Some records:
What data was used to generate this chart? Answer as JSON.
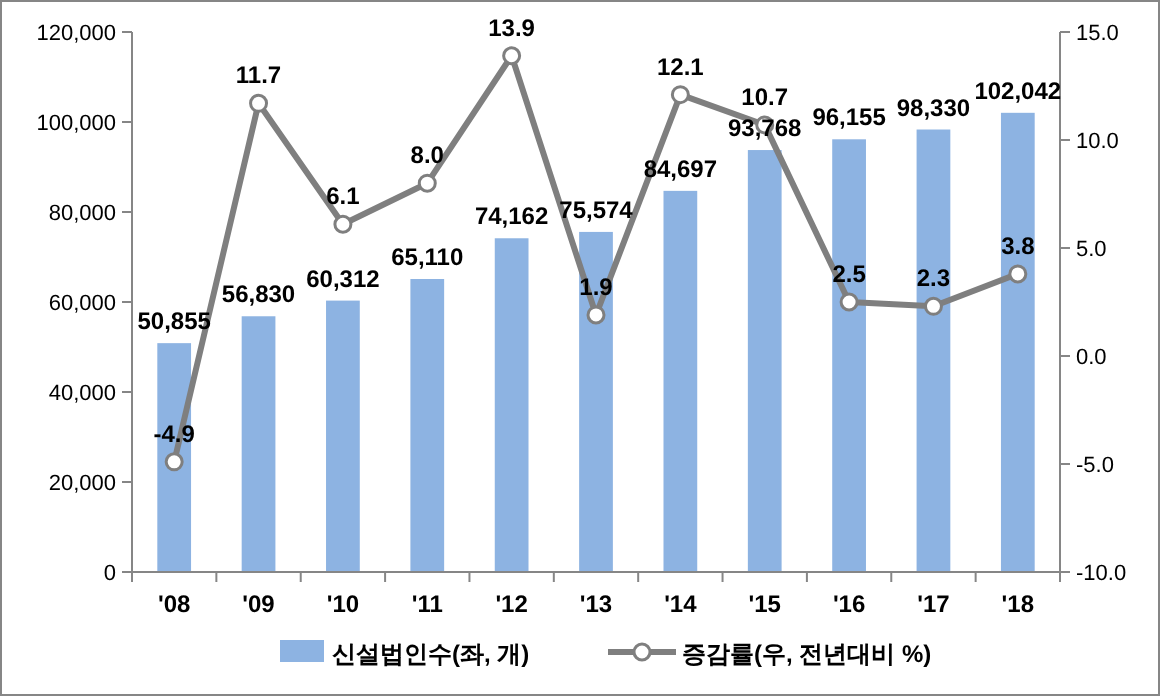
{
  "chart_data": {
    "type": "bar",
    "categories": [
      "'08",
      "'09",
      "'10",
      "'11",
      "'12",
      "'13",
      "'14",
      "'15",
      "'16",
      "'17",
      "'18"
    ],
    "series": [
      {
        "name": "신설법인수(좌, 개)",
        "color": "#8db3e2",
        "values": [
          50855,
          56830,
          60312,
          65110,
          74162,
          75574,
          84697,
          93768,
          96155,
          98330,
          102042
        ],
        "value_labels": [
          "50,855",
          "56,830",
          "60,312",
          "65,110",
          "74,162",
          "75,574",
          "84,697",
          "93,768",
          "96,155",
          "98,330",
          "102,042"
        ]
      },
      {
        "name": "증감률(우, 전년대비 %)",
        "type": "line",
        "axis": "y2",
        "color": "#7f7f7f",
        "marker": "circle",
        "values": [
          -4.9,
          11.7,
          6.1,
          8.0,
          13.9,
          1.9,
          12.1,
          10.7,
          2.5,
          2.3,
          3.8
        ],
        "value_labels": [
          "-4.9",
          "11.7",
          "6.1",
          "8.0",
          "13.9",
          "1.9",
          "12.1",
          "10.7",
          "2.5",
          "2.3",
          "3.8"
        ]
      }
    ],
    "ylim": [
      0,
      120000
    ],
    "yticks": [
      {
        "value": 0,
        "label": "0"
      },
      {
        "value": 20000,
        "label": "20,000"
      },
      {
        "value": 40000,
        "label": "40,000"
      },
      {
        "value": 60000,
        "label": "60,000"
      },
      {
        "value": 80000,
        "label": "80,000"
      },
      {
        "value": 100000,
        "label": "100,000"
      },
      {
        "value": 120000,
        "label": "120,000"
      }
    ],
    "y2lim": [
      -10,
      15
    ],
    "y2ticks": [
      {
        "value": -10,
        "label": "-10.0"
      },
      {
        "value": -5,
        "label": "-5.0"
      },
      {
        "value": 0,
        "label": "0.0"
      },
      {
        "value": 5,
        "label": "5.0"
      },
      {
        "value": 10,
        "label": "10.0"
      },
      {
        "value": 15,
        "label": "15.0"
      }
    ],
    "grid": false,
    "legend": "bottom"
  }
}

_Given exercise_
Copy each line of the records precisely and drop any images they hold.

_Response below_
What data was used to generate this chart? Answer as JSON.
{
  "chart_data": {
    "type": "bar",
    "categories": [
      "'08",
      "'09",
      "'10",
      "'11",
      "'12",
      "'13",
      "'14",
      "'15",
      "'16",
      "'17",
      "'18"
    ],
    "series": [
      {
        "name": "신설법인수(좌, 개)",
        "color": "#8db3e2",
        "values": [
          50855,
          56830,
          60312,
          65110,
          74162,
          75574,
          84697,
          93768,
          96155,
          98330,
          102042
        ],
        "value_labels": [
          "50,855",
          "56,830",
          "60,312",
          "65,110",
          "74,162",
          "75,574",
          "84,697",
          "93,768",
          "96,155",
          "98,330",
          "102,042"
        ]
      },
      {
        "name": "증감률(우, 전년대비 %)",
        "type": "line",
        "axis": "y2",
        "color": "#7f7f7f",
        "marker": "circle",
        "values": [
          -4.9,
          11.7,
          6.1,
          8.0,
          13.9,
          1.9,
          12.1,
          10.7,
          2.5,
          2.3,
          3.8
        ],
        "value_labels": [
          "-4.9",
          "11.7",
          "6.1",
          "8.0",
          "13.9",
          "1.9",
          "12.1",
          "10.7",
          "2.5",
          "2.3",
          "3.8"
        ]
      }
    ],
    "ylim": [
      0,
      120000
    ],
    "yticks": [
      {
        "value": 0,
        "label": "0"
      },
      {
        "value": 20000,
        "label": "20,000"
      },
      {
        "value": 40000,
        "label": "40,000"
      },
      {
        "value": 60000,
        "label": "60,000"
      },
      {
        "value": 80000,
        "label": "80,000"
      },
      {
        "value": 100000,
        "label": "100,000"
      },
      {
        "value": 120000,
        "label": "120,000"
      }
    ],
    "y2lim": [
      -10,
      15
    ],
    "y2ticks": [
      {
        "value": -10,
        "label": "-10.0"
      },
      {
        "value": -5,
        "label": "-5.0"
      },
      {
        "value": 0,
        "label": "0.0"
      },
      {
        "value": 5,
        "label": "5.0"
      },
      {
        "value": 10,
        "label": "10.0"
      },
      {
        "value": 15,
        "label": "15.0"
      }
    ],
    "grid": false,
    "legend": "bottom"
  }
}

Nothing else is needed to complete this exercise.